Retype each record shown below, leaving every character as it is.

------------------------

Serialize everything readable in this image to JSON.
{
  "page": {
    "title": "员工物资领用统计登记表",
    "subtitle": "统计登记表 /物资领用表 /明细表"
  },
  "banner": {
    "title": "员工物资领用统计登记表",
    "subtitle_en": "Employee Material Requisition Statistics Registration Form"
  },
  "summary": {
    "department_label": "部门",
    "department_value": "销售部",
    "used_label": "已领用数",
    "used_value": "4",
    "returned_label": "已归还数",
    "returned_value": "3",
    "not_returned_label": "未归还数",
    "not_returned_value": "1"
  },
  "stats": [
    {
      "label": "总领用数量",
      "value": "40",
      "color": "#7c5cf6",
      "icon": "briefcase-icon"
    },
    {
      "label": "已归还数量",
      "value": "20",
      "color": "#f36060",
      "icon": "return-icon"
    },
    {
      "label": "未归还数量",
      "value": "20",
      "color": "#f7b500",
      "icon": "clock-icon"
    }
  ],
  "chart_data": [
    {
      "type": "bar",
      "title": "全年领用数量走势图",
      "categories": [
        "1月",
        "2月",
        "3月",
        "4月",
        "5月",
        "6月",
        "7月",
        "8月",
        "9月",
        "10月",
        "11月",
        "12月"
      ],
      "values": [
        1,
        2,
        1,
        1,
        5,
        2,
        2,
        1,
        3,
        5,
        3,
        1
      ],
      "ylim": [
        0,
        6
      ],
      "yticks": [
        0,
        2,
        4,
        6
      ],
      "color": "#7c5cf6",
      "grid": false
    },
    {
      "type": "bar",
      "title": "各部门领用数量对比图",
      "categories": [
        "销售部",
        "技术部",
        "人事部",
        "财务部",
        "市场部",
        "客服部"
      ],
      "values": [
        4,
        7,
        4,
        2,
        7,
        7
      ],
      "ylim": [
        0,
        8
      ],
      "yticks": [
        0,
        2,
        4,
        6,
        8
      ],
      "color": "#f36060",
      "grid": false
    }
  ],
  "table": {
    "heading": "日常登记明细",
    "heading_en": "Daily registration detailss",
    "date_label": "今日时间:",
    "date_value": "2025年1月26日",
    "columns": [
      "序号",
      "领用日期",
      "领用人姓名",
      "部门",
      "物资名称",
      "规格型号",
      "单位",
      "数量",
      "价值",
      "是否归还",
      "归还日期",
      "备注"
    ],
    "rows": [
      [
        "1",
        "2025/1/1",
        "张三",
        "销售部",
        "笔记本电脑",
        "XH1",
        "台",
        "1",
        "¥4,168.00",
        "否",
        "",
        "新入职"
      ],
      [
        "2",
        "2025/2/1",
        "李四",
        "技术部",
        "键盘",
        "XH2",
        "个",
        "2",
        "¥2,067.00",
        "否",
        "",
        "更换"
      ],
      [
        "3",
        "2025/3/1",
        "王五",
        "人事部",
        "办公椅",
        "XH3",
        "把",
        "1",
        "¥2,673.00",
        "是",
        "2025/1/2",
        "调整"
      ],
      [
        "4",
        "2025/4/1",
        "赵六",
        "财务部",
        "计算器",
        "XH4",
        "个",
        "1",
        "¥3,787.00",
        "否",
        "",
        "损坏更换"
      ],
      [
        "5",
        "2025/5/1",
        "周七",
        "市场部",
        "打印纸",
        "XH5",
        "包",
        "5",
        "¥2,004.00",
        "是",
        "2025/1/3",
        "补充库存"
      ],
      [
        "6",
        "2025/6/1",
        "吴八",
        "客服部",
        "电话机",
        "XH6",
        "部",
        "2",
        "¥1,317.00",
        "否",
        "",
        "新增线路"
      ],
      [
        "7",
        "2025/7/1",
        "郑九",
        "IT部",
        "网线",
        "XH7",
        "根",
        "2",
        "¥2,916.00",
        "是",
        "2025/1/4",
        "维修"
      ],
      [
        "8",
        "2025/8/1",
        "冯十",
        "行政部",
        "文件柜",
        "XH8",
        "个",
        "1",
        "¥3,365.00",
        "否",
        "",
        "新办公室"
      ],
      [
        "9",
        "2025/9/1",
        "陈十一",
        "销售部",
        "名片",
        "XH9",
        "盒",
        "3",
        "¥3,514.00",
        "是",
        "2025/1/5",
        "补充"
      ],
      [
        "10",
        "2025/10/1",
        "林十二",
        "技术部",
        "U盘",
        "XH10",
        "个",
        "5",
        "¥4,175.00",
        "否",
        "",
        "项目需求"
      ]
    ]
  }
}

------------------------

TASK RESPONSE:
Serialize everything readable in this image to JSON.
{
  "page": {
    "title": "员工物资领用统计登记表",
    "subtitle": "统计登记表 /物资领用表 /明细表"
  },
  "banner": {
    "title": "员工物资领用统计登记表",
    "subtitle_en": "Employee Material Requisition Statistics Registration Form"
  },
  "summary": {
    "department_label": "部门",
    "department_value": "销售部",
    "used_label": "已领用数",
    "used_value": "4",
    "returned_label": "已归还数",
    "returned_value": "3",
    "not_returned_label": "未归还数",
    "not_returned_value": "1"
  },
  "stats": [
    {
      "label": "总领用数量",
      "value": "40",
      "color": "#7c5cf6",
      "icon": "briefcase-icon"
    },
    {
      "label": "已归还数量",
      "value": "20",
      "color": "#f36060",
      "icon": "return-icon"
    },
    {
      "label": "未归还数量",
      "value": "20",
      "color": "#f7b500",
      "icon": "clock-icon"
    }
  ],
  "chart_data": [
    {
      "type": "bar",
      "title": "全年领用数量走势图",
      "categories": [
        "1月",
        "2月",
        "3月",
        "4月",
        "5月",
        "6月",
        "7月",
        "8月",
        "9月",
        "10月",
        "11月",
        "12月"
      ],
      "values": [
        1,
        2,
        1,
        1,
        5,
        2,
        2,
        1,
        3,
        5,
        3,
        1
      ],
      "ylim": [
        0,
        6
      ],
      "yticks": [
        0,
        2,
        4,
        6
      ],
      "color": "#7c5cf6",
      "grid": false
    },
    {
      "type": "bar",
      "title": "各部门领用数量对比图",
      "categories": [
        "销售部",
        "技术部",
        "人事部",
        "财务部",
        "市场部",
        "客服部"
      ],
      "values": [
        4,
        7,
        4,
        2,
        7,
        7
      ],
      "ylim": [
        0,
        8
      ],
      "yticks": [
        0,
        2,
        4,
        6,
        8
      ],
      "color": "#f36060",
      "grid": false
    }
  ],
  "table": {
    "heading": "日常登记明细",
    "heading_en": "Daily registration detailss",
    "date_label": "今日时间:",
    "date_value": "2025年1月26日",
    "columns": [
      "序号",
      "领用日期",
      "领用人姓名",
      "部门",
      "物资名称",
      "规格型号",
      "单位",
      "数量",
      "价值",
      "是否归还",
      "归还日期",
      "备注"
    ],
    "rows": [
      [
        "1",
        "2025/1/1",
        "张三",
        "销售部",
        "笔记本电脑",
        "XH1",
        "台",
        "1",
        "¥4,168.00",
        "否",
        "",
        "新入职"
      ],
      [
        "2",
        "2025/2/1",
        "李四",
        "技术部",
        "键盘",
        "XH2",
        "个",
        "2",
        "¥2,067.00",
        "否",
        "",
        "更换"
      ],
      [
        "3",
        "2025/3/1",
        "王五",
        "人事部",
        "办公椅",
        "XH3",
        "把",
        "1",
        "¥2,673.00",
        "是",
        "2025/1/2",
        "调整"
      ],
      [
        "4",
        "2025/4/1",
        "赵六",
        "财务部",
        "计算器",
        "XH4",
        "个",
        "1",
        "¥3,787.00",
        "否",
        "",
        "损坏更换"
      ],
      [
        "5",
        "2025/5/1",
        "周七",
        "市场部",
        "打印纸",
        "XH5",
        "包",
        "5",
        "¥2,004.00",
        "是",
        "2025/1/3",
        "补充库存"
      ],
      [
        "6",
        "2025/6/1",
        "吴八",
        "客服部",
        "电话机",
        "XH6",
        "部",
        "2",
        "¥1,317.00",
        "否",
        "",
        "新增线路"
      ],
      [
        "7",
        "2025/7/1",
        "郑九",
        "IT部",
        "网线",
        "XH7",
        "根",
        "2",
        "¥2,916.00",
        "是",
        "2025/1/4",
        "维修"
      ],
      [
        "8",
        "2025/8/1",
        "冯十",
        "行政部",
        "文件柜",
        "XH8",
        "个",
        "1",
        "¥3,365.00",
        "否",
        "",
        "新办公室"
      ],
      [
        "9",
        "2025/9/1",
        "陈十一",
        "销售部",
        "名片",
        "XH9",
        "盒",
        "3",
        "¥3,514.00",
        "是",
        "2025/1/5",
        "补充"
      ],
      [
        "10",
        "2025/10/1",
        "林十二",
        "技术部",
        "U盘",
        "XH10",
        "个",
        "5",
        "¥4,175.00",
        "否",
        "",
        "项目需求"
      ]
    ]
  }
}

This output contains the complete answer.